- [PROVIDED RECORDS]:
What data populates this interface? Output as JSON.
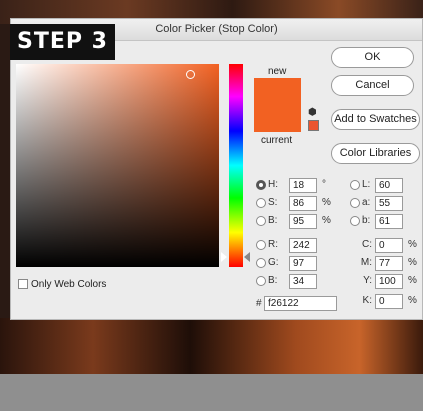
{
  "dialog": {
    "title": "Color Picker (Stop Color)",
    "new_label": "new",
    "current_label": "current",
    "new_color": "#f26122",
    "current_color": "#f26122",
    "hex_prefix": "#",
    "hex_value": "f26122",
    "only_web_colors": "Only Web Colors"
  },
  "buttons": {
    "ok": "OK",
    "cancel": "Cancel",
    "add_to_swatches": "Add to Swatches",
    "color_libraries": "Color Libraries"
  },
  "overlay": {
    "step": "STEP 3"
  },
  "hsb": [
    {
      "label": "H:",
      "value": "18",
      "unit": "°",
      "selected": true
    },
    {
      "label": "S:",
      "value": "86",
      "unit": "%",
      "selected": false
    },
    {
      "label": "B:",
      "value": "95",
      "unit": "%",
      "selected": false
    }
  ],
  "rgb": [
    {
      "label": "R:",
      "value": "242"
    },
    {
      "label": "G:",
      "value": "97"
    },
    {
      "label": "B:",
      "value": "34"
    }
  ],
  "lab": [
    {
      "label": "L:",
      "value": "60"
    },
    {
      "label": "a:",
      "value": "55"
    },
    {
      "label": "b:",
      "value": "61"
    }
  ],
  "cmyk": [
    {
      "label": "C:",
      "value": "0",
      "unit": "%"
    },
    {
      "label": "M:",
      "value": "77",
      "unit": "%"
    },
    {
      "label": "Y:",
      "value": "100",
      "unit": "%"
    },
    {
      "label": "K:",
      "value": "0",
      "unit": "%"
    }
  ],
  "icons": {
    "gamut": "cube-icon",
    "sv_marker": "color-marker-icon"
  }
}
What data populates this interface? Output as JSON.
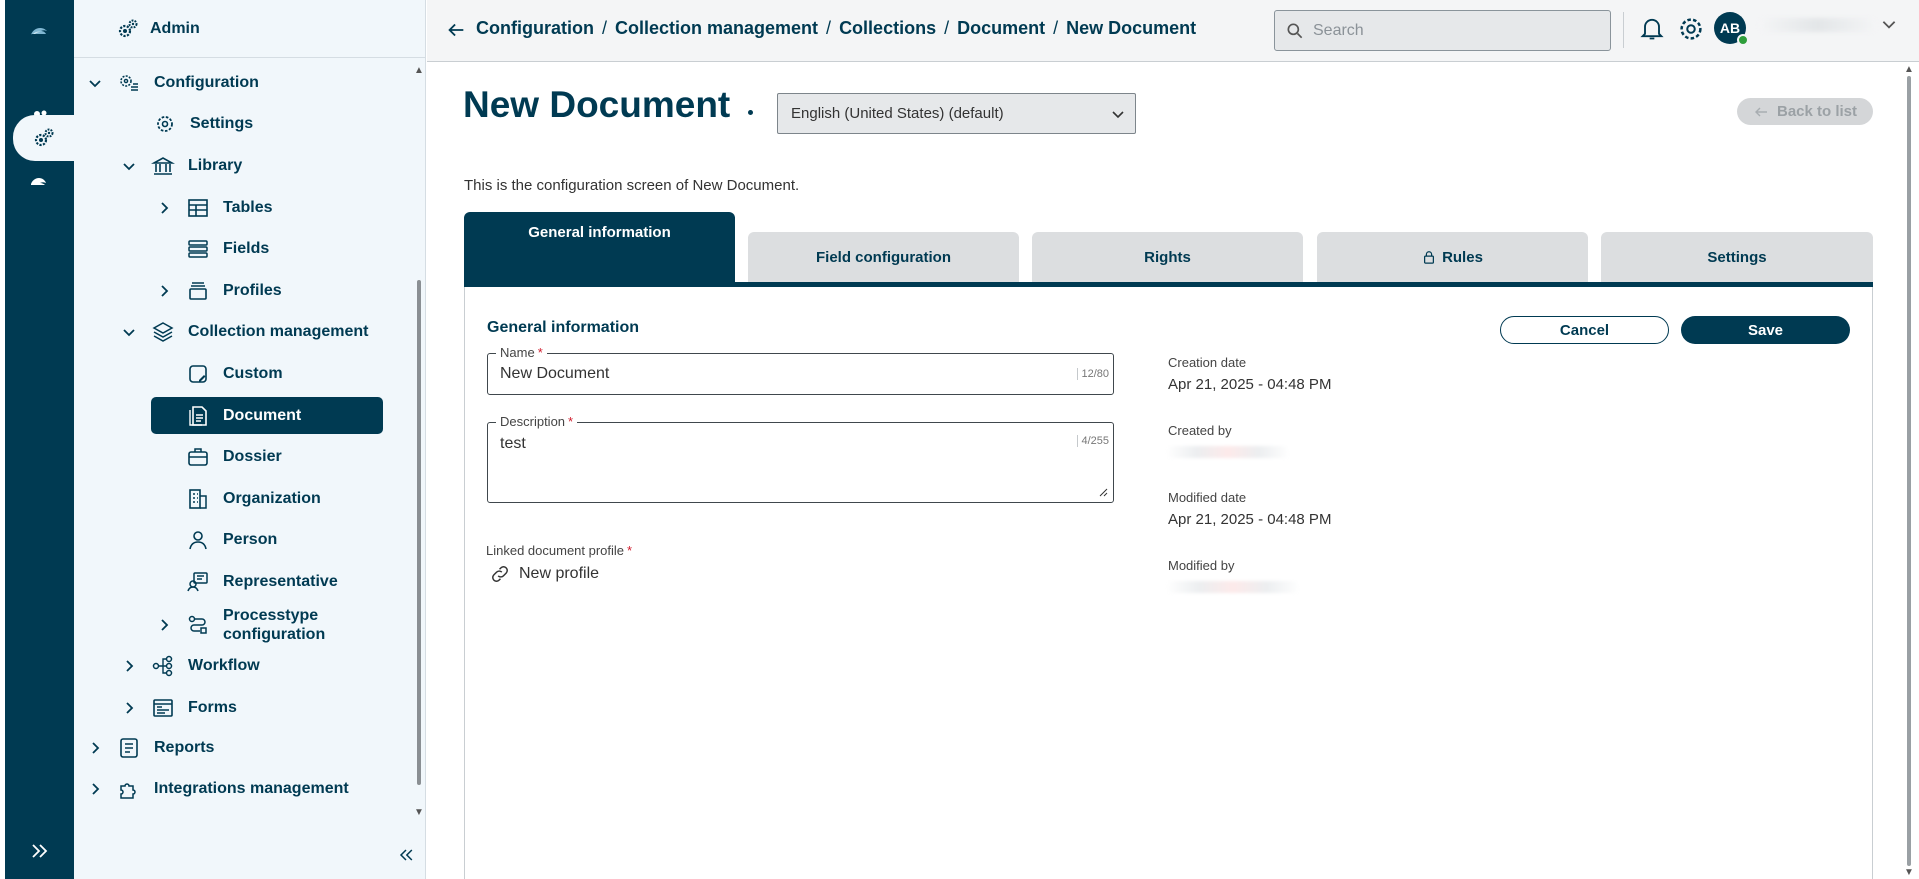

- [TASK BRIEF]:
Make a verbatim copy of all the entries and strip out the pictures.

- [RIGHT ANSWER]:
What data populates this interface? Output as JSON.
{
  "dialog": {
    "title": "Color Picker (Stop Color)",
    "new_label": "new",
    "current_label": "current",
    "new_color": "#f26122",
    "current_color": "#f26122",
    "hex_prefix": "#",
    "hex_value": "f26122",
    "only_web_colors": "Only Web Colors"
  },
  "buttons": {
    "ok": "OK",
    "cancel": "Cancel",
    "add_to_swatches": "Add to Swatches",
    "color_libraries": "Color Libraries"
  },
  "overlay": {
    "step": "STEP 3"
  },
  "hsb": [
    {
      "label": "H:",
      "value": "18",
      "unit": "°",
      "selected": true
    },
    {
      "label": "S:",
      "value": "86",
      "unit": "%",
      "selected": false
    },
    {
      "label": "B:",
      "value": "95",
      "unit": "%",
      "selected": false
    }
  ],
  "rgb": [
    {
      "label": "R:",
      "value": "242"
    },
    {
      "label": "G:",
      "value": "97"
    },
    {
      "label": "B:",
      "value": "34"
    }
  ],
  "lab": [
    {
      "label": "L:",
      "value": "60"
    },
    {
      "label": "a:",
      "value": "55"
    },
    {
      "label": "b:",
      "value": "61"
    }
  ],
  "cmyk": [
    {
      "label": "C:",
      "value": "0",
      "unit": "%"
    },
    {
      "label": "M:",
      "value": "77",
      "unit": "%"
    },
    {
      "label": "Y:",
      "value": "100",
      "unit": "%"
    },
    {
      "label": "K:",
      "value": "0",
      "unit": "%"
    }
  ],
  "icons": {
    "gamut": "cube-icon",
    "sv_marker": "color-marker-icon"
  }
}
What data populates this interface? Output as JSON.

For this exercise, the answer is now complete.